- **TASK TO COMPLETE**
Extract every line from the records below that contains the string "phone", copying each one in full.

- **RECORDS TO PROCESS**
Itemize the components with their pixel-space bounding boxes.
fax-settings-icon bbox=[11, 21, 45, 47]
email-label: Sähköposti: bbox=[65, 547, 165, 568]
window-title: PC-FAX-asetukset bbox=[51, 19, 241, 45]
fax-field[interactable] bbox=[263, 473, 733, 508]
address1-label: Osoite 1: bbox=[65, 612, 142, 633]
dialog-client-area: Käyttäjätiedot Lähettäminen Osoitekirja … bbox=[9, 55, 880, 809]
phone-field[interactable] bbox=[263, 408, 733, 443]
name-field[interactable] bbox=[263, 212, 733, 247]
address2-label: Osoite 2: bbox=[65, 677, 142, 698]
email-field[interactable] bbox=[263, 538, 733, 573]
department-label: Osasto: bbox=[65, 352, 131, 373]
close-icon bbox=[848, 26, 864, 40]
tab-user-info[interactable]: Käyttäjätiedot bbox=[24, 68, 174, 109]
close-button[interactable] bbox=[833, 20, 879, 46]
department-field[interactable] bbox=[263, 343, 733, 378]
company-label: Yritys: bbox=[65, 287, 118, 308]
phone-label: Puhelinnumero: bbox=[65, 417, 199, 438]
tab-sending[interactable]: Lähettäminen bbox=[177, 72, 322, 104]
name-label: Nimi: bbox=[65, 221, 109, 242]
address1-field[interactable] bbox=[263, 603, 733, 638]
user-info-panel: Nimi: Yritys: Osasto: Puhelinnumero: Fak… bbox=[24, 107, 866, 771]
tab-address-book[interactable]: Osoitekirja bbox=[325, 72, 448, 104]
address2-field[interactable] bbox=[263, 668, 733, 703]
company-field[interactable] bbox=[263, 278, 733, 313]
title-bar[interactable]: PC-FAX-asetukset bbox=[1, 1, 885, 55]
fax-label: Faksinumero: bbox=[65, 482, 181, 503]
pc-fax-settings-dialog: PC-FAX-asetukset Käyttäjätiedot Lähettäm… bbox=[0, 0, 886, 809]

- **ANSWER IN FULL**
phone-field[interactable] bbox=[263, 408, 733, 443]
phone-label: Puhelinnumero: bbox=[65, 417, 199, 438]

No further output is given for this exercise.